[Data tied to figure images]
* START *
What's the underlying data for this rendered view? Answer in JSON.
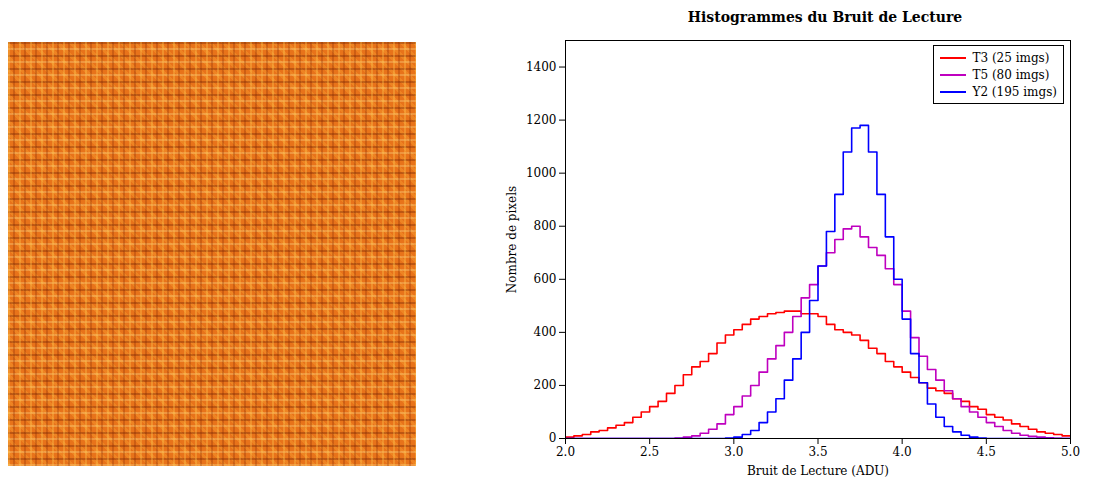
{
  "chart_data": {
    "type": "histogram",
    "title": "Histogrammes du Bruit de Lecture",
    "xlabel": "Bruit de Lecture (ADU)",
    "ylabel": "Nombre de pixels",
    "bins": [
      2,
      2.05,
      2.1,
      2.15,
      2.2,
      2.25,
      2.3,
      2.35,
      2.4,
      2.45,
      2.5,
      2.55,
      2.6,
      2.65,
      2.7,
      2.75,
      2.8,
      2.85,
      2.9,
      2.95,
      3,
      3.05,
      3.1,
      3.15,
      3.2,
      3.25,
      3.3,
      3.35,
      3.4,
      3.45,
      3.5,
      3.55,
      3.6,
      3.65,
      3.7,
      3.75,
      3.8,
      3.85,
      3.9,
      3.95,
      4,
      4.05,
      4.1,
      4.15,
      4.2,
      4.25,
      4.3,
      4.35,
      4.4,
      4.45,
      4.5,
      4.55,
      4.6,
      4.65,
      4.7,
      4.75,
      4.8,
      4.85,
      4.9,
      4.95,
      5
    ],
    "series": [
      {
        "name": "T3 (25 imgs)",
        "color": "#ff0000",
        "values": [
          5,
          10,
          15,
          25,
          30,
          40,
          50,
          60,
          80,
          100,
          120,
          140,
          170,
          200,
          240,
          270,
          290,
          320,
          360,
          390,
          410,
          430,
          450,
          460,
          470,
          475,
          480,
          480,
          470,
          470,
          460,
          430,
          410,
          400,
          390,
          370,
          340,
          320,
          290,
          270,
          250,
          230,
          210,
          190,
          180,
          170,
          150,
          140,
          120,
          110,
          90,
          80,
          70,
          55,
          45,
          35,
          25,
          20,
          15,
          10
        ]
      },
      {
        "name": "T5 (80 imgs)",
        "color": "#bf00bf",
        "values": [
          0,
          0,
          0,
          0,
          0,
          0,
          0,
          0,
          0,
          0,
          0,
          0,
          0,
          2,
          5,
          10,
          20,
          35,
          55,
          90,
          120,
          160,
          200,
          250,
          300,
          350,
          400,
          460,
          530,
          580,
          650,
          700,
          750,
          790,
          800,
          760,
          720,
          690,
          640,
          580,
          480,
          380,
          310,
          260,
          220,
          180,
          150,
          120,
          100,
          80,
          60,
          45,
          30,
          20,
          12,
          8,
          5,
          3,
          1,
          0
        ]
      },
      {
        "name": "Y2 (195 imgs)",
        "color": "#0000ff",
        "values": [
          0,
          0,
          0,
          0,
          0,
          0,
          0,
          0,
          0,
          0,
          0,
          0,
          0,
          0,
          0,
          0,
          0,
          0,
          0,
          2,
          5,
          15,
          30,
          60,
          100,
          150,
          220,
          300,
          400,
          520,
          650,
          780,
          920,
          1080,
          1170,
          1180,
          1080,
          920,
          760,
          600,
          450,
          320,
          210,
          130,
          80,
          45,
          25,
          12,
          5,
          2,
          0,
          0,
          0,
          0,
          0,
          0,
          0,
          0,
          0,
          0
        ]
      }
    ],
    "xlim": [
      2,
      5
    ],
    "ylim": [
      0,
      1500
    ],
    "xticks": [
      {
        "value": 2,
        "label": "2.0"
      },
      {
        "value": 2.5,
        "label": "2.5"
      },
      {
        "value": 3,
        "label": "3.0"
      },
      {
        "value": 3.5,
        "label": "3.5"
      },
      {
        "value": 4,
        "label": "4.0"
      },
      {
        "value": 4.5,
        "label": "4.5"
      },
      {
        "value": 5,
        "label": "5.0"
      }
    ],
    "yticks": [
      0,
      200,
      400,
      600,
      800,
      1000,
      1200,
      1400
    ],
    "legend": "upper right",
    "grid": false
  }
}
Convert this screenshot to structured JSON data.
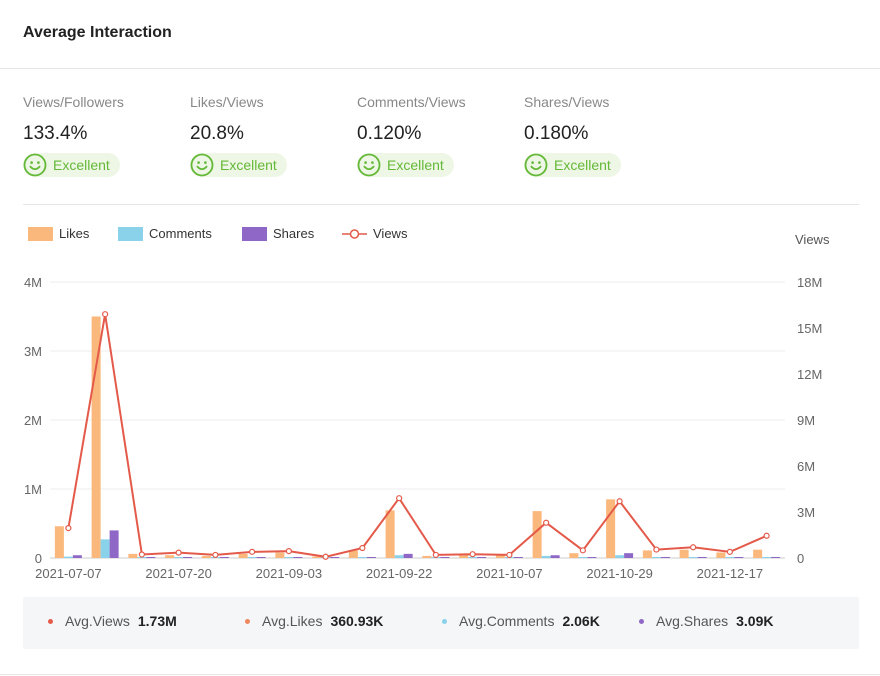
{
  "header": {
    "title": "Average Interaction"
  },
  "metrics": [
    {
      "label": "Views/Followers",
      "value": "133.4%",
      "badge": "Excellent"
    },
    {
      "label": "Likes/Views",
      "value": "20.8%",
      "badge": "Excellent"
    },
    {
      "label": "Comments/Views",
      "value": "0.120%",
      "badge": "Excellent"
    },
    {
      "label": "Shares/Views",
      "value": "0.180%",
      "badge": "Excellent"
    }
  ],
  "colors": {
    "likes": "#fbb87c",
    "comments": "#8ad2ea",
    "shares": "#8f67c6",
    "views": "#e45a4a",
    "excellent": "#64b837"
  },
  "legend": {
    "likes": "Likes",
    "comments": "Comments",
    "shares": "Shares",
    "views": "Views"
  },
  "chart_data": {
    "type": "bar",
    "title": "",
    "y_axis_left": {
      "ticks": [
        "0",
        "1M",
        "2M",
        "3M",
        "4M"
      ],
      "range": [
        0,
        4000000
      ]
    },
    "y_axis_right": {
      "label": "Views",
      "ticks": [
        "0",
        "3M",
        "6M",
        "9M",
        "12M",
        "15M",
        "18M"
      ],
      "range": [
        0,
        18000000
      ]
    },
    "x_tick_labels": [
      "2021-07-07",
      "2021-07-20",
      "2021-09-03",
      "2021-09-22",
      "2021-10-07",
      "2021-10-29",
      "2021-12-17"
    ],
    "series": [
      {
        "name": "Likes",
        "type": "bar",
        "values": [
          460000,
          3500000,
          60000,
          40000,
          30000,
          60000,
          80000,
          20000,
          110000,
          690000,
          30000,
          50000,
          50000,
          680000,
          70000,
          850000,
          110000,
          120000,
          80000,
          120000
        ]
      },
      {
        "name": "Comments",
        "type": "bar",
        "values": [
          20000,
          270000,
          5000,
          5000,
          3000,
          5000,
          5000,
          2000,
          10000,
          40000,
          3000,
          5000,
          5000,
          30000,
          5000,
          40000,
          10000,
          10000,
          5000,
          8000
        ]
      },
      {
        "name": "Shares",
        "type": "bar",
        "values": [
          40000,
          400000,
          8000,
          6000,
          5000,
          8000,
          8000,
          3000,
          15000,
          60000,
          5000,
          8000,
          8000,
          40000,
          8000,
          70000,
          15000,
          15000,
          10000,
          15000
        ]
      },
      {
        "name": "Views",
        "type": "line",
        "axis": "right",
        "values": [
          1950000,
          15900000,
          230000,
          350000,
          200000,
          400000,
          450000,
          80000,
          650000,
          3900000,
          200000,
          250000,
          200000,
          2300000,
          500000,
          3700000,
          550000,
          700000,
          400000,
          1450000
        ]
      }
    ]
  },
  "footer": {
    "avg_views_label": "Avg.Views",
    "avg_views": "1.73M",
    "avg_likes_label": "Avg.Likes",
    "avg_likes": "360.93K",
    "avg_comments_label": "Avg.Comments",
    "avg_comments": "2.06K",
    "avg_shares_label": "Avg.Shares",
    "avg_shares": "3.09K"
  }
}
* END *
EXERCISE DETAILS:
Retype the listing exactly. Pictures do not belong in the copy.

SOLUTION TO THE EXERCISE:
What's the underlying data for this rendered view? Answer in JSON.
{
  "chart_data": {
    "type": "histogram",
    "title": "Histogrammes du Bruit de Lecture",
    "xlabel": "Bruit de Lecture (ADU)",
    "ylabel": "Nombre de pixels",
    "bins": [
      2,
      2.05,
      2.1,
      2.15,
      2.2,
      2.25,
      2.3,
      2.35,
      2.4,
      2.45,
      2.5,
      2.55,
      2.6,
      2.65,
      2.7,
      2.75,
      2.8,
      2.85,
      2.9,
      2.95,
      3,
      3.05,
      3.1,
      3.15,
      3.2,
      3.25,
      3.3,
      3.35,
      3.4,
      3.45,
      3.5,
      3.55,
      3.6,
      3.65,
      3.7,
      3.75,
      3.8,
      3.85,
      3.9,
      3.95,
      4,
      4.05,
      4.1,
      4.15,
      4.2,
      4.25,
      4.3,
      4.35,
      4.4,
      4.45,
      4.5,
      4.55,
      4.6,
      4.65,
      4.7,
      4.75,
      4.8,
      4.85,
      4.9,
      4.95,
      5
    ],
    "series": [
      {
        "name": "T3 (25 imgs)",
        "color": "#ff0000",
        "values": [
          5,
          10,
          15,
          25,
          30,
          40,
          50,
          60,
          80,
          100,
          120,
          140,
          170,
          200,
          240,
          270,
          290,
          320,
          360,
          390,
          410,
          430,
          450,
          460,
          470,
          475,
          480,
          480,
          470,
          470,
          460,
          430,
          410,
          400,
          390,
          370,
          340,
          320,
          290,
          270,
          250,
          230,
          210,
          190,
          180,
          170,
          150,
          140,
          120,
          110,
          90,
          80,
          70,
          55,
          45,
          35,
          25,
          20,
          15,
          10
        ]
      },
      {
        "name": "T5 (80 imgs)",
        "color": "#bf00bf",
        "values": [
          0,
          0,
          0,
          0,
          0,
          0,
          0,
          0,
          0,
          0,
          0,
          0,
          0,
          2,
          5,
          10,
          20,
          35,
          55,
          90,
          120,
          160,
          200,
          250,
          300,
          350,
          400,
          460,
          530,
          580,
          650,
          700,
          750,
          790,
          800,
          760,
          720,
          690,
          640,
          580,
          480,
          380,
          310,
          260,
          220,
          180,
          150,
          120,
          100,
          80,
          60,
          45,
          30,
          20,
          12,
          8,
          5,
          3,
          1,
          0
        ]
      },
      {
        "name": "Y2 (195 imgs)",
        "color": "#0000ff",
        "values": [
          0,
          0,
          0,
          0,
          0,
          0,
          0,
          0,
          0,
          0,
          0,
          0,
          0,
          0,
          0,
          0,
          0,
          0,
          0,
          2,
          5,
          15,
          30,
          60,
          100,
          150,
          220,
          300,
          400,
          520,
          650,
          780,
          920,
          1080,
          1170,
          1180,
          1080,
          920,
          760,
          600,
          450,
          320,
          210,
          130,
          80,
          45,
          25,
          12,
          5,
          2,
          0,
          0,
          0,
          0,
          0,
          0,
          0,
          0,
          0,
          0
        ]
      }
    ],
    "xlim": [
      2,
      5
    ],
    "ylim": [
      0,
      1500
    ],
    "xticks": [
      {
        "value": 2,
        "label": "2.0"
      },
      {
        "value": 2.5,
        "label": "2.5"
      },
      {
        "value": 3,
        "label": "3.0"
      },
      {
        "value": 3.5,
        "label": "3.5"
      },
      {
        "value": 4,
        "label": "4.0"
      },
      {
        "value": 4.5,
        "label": "4.5"
      },
      {
        "value": 5,
        "label": "5.0"
      }
    ],
    "yticks": [
      0,
      200,
      400,
      600,
      800,
      1000,
      1200,
      1400
    ],
    "legend": "upper right",
    "grid": false
  }
}
Convert this screenshot to structured JSON data.
{
  "header": {
    "title": "Average Interaction"
  },
  "metrics": [
    {
      "label": "Views/Followers",
      "value": "133.4%",
      "badge": "Excellent"
    },
    {
      "label": "Likes/Views",
      "value": "20.8%",
      "badge": "Excellent"
    },
    {
      "label": "Comments/Views",
      "value": "0.120%",
      "badge": "Excellent"
    },
    {
      "label": "Shares/Views",
      "value": "0.180%",
      "badge": "Excellent"
    }
  ],
  "colors": {
    "likes": "#fbb87c",
    "comments": "#8ad2ea",
    "shares": "#8f67c6",
    "views": "#e45a4a",
    "excellent": "#64b837"
  },
  "legend": {
    "likes": "Likes",
    "comments": "Comments",
    "shares": "Shares",
    "views": "Views"
  },
  "chart_data": {
    "type": "bar",
    "title": "",
    "y_axis_left": {
      "ticks": [
        "0",
        "1M",
        "2M",
        "3M",
        "4M"
      ],
      "range": [
        0,
        4000000
      ]
    },
    "y_axis_right": {
      "label": "Views",
      "ticks": [
        "0",
        "3M",
        "6M",
        "9M",
        "12M",
        "15M",
        "18M"
      ],
      "range": [
        0,
        18000000
      ]
    },
    "x_tick_labels": [
      "2021-07-07",
      "2021-07-20",
      "2021-09-03",
      "2021-09-22",
      "2021-10-07",
      "2021-10-29",
      "2021-12-17"
    ],
    "series": [
      {
        "name": "Likes",
        "type": "bar",
        "values": [
          460000,
          3500000,
          60000,
          40000,
          30000,
          60000,
          80000,
          20000,
          110000,
          690000,
          30000,
          50000,
          50000,
          680000,
          70000,
          850000,
          110000,
          120000,
          80000,
          120000
        ]
      },
      {
        "name": "Comments",
        "type": "bar",
        "values": [
          20000,
          270000,
          5000,
          5000,
          3000,
          5000,
          5000,
          2000,
          10000,
          40000,
          3000,
          5000,
          5000,
          30000,
          5000,
          40000,
          10000,
          10000,
          5000,
          8000
        ]
      },
      {
        "name": "Shares",
        "type": "bar",
        "values": [
          40000,
          400000,
          8000,
          6000,
          5000,
          8000,
          8000,
          3000,
          15000,
          60000,
          5000,
          8000,
          8000,
          40000,
          8000,
          70000,
          15000,
          15000,
          10000,
          15000
        ]
      },
      {
        "name": "Views",
        "type": "line",
        "axis": "right",
        "values": [
          1950000,
          15900000,
          230000,
          350000,
          200000,
          400000,
          450000,
          80000,
          650000,
          3900000,
          200000,
          250000,
          200000,
          2300000,
          500000,
          3700000,
          550000,
          700000,
          400000,
          1450000
        ]
      }
    ]
  },
  "footer": {
    "avg_views_label": "Avg.Views",
    "avg_views": "1.73M",
    "avg_likes_label": "Avg.Likes",
    "avg_likes": "360.93K",
    "avg_comments_label": "Avg.Comments",
    "avg_comments": "2.06K",
    "avg_shares_label": "Avg.Shares",
    "avg_shares": "3.09K"
  }
}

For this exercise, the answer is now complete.